▶ [What you have to do]: Below are the records; tally the lines that include "under" and report only the total.

▶ [Material provided]:
#####

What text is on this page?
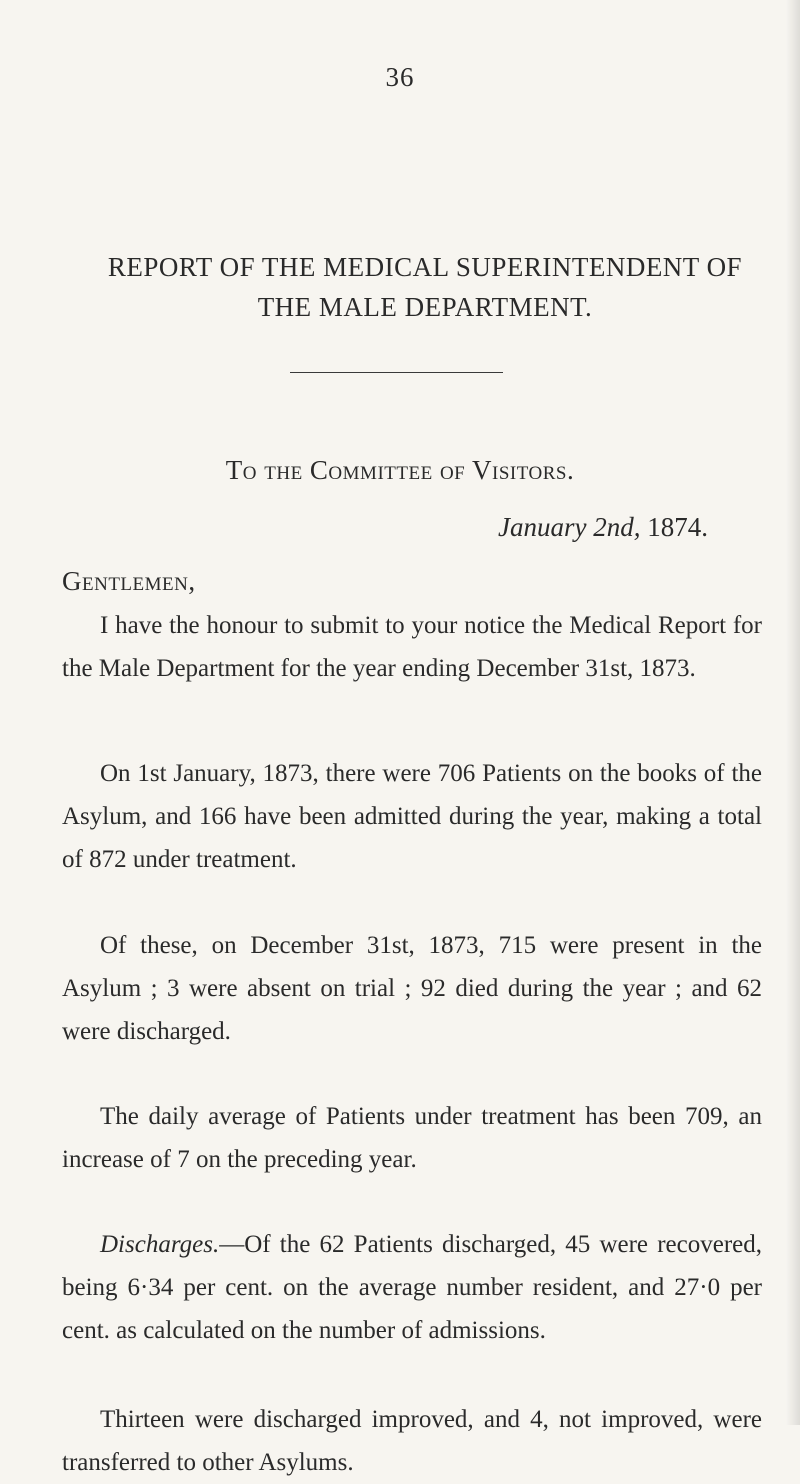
36
REPORT OF THE MEDICAL SUPERINTENDENT OF
THE MALE DEPARTMENT.
To the Committee of Visitors.
January 2nd, 1874.
Gentlemen,

I have the honour to submit to your notice the Medical Report for the Male Department for the year ending December 31st, 1873.

On 1st January, 1873, there were 706 Patients on the books of the Asylum, and 166 have been admitted during the year, making a total of 872 under treatment.

Of these, on December 31st, 1873, 715 were present in the Asylum ; 3 were absent on trial ; 92 died during the year ; and 62 were discharged.

The daily average of Patients under treatment has been 709, an increase of 7 on the preceding year.

Discharges.—Of the 62 Patients discharged, 45 were recovered, being 6·34 per cent. on the average number resident, and 27·0 per cent. as calculated on the number of admissions.

Thirteen were discharged improved, and 4, not improved, were transferred to other Asylums.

#####

▶ [Answer to this problem]: 2